__Problem to work on__. Omit all pictures, then retype the data exactly as given.

►

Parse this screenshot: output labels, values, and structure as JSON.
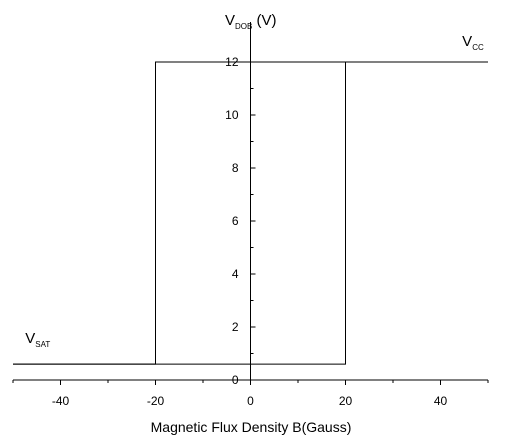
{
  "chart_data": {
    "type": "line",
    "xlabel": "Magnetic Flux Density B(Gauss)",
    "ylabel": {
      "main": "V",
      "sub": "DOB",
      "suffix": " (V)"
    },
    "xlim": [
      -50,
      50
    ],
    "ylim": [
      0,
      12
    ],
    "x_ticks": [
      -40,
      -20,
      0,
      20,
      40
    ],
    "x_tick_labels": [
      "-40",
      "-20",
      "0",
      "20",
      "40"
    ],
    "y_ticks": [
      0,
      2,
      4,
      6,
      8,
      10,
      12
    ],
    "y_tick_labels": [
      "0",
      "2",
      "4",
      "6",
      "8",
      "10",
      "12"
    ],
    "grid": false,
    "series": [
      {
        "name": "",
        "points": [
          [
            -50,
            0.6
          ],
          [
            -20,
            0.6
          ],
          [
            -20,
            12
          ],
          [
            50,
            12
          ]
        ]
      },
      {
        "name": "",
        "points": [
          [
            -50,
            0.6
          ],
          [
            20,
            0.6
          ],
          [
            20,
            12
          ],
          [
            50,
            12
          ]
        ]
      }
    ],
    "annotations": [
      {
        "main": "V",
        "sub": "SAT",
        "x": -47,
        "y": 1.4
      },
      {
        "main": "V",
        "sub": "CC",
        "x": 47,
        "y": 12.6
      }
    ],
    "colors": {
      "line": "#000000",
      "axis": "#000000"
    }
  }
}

◄

__Result of the exercise__.
Parse this screenshot: output labels, values, and structure as JSON.
{
  "chart_data": {
    "type": "line",
    "xlabel": "Magnetic Flux Density B(Gauss)",
    "ylabel": {
      "main": "V",
      "sub": "DOB",
      "suffix": " (V)"
    },
    "xlim": [
      -50,
      50
    ],
    "ylim": [
      0,
      12
    ],
    "x_ticks": [
      -40,
      -20,
      0,
      20,
      40
    ],
    "x_tick_labels": [
      "-40",
      "-20",
      "0",
      "20",
      "40"
    ],
    "y_ticks": [
      0,
      2,
      4,
      6,
      8,
      10,
      12
    ],
    "y_tick_labels": [
      "0",
      "2",
      "4",
      "6",
      "8",
      "10",
      "12"
    ],
    "grid": false,
    "series": [
      {
        "name": "",
        "points": [
          [
            -50,
            0.6
          ],
          [
            -20,
            0.6
          ],
          [
            -20,
            12
          ],
          [
            50,
            12
          ]
        ]
      },
      {
        "name": "",
        "points": [
          [
            -50,
            0.6
          ],
          [
            20,
            0.6
          ],
          [
            20,
            12
          ],
          [
            50,
            12
          ]
        ]
      }
    ],
    "annotations": [
      {
        "main": "V",
        "sub": "SAT",
        "x": -47,
        "y": 1.4
      },
      {
        "main": "V",
        "sub": "CC",
        "x": 47,
        "y": 12.6
      }
    ],
    "colors": {
      "line": "#000000",
      "axis": "#000000"
    }
  }
}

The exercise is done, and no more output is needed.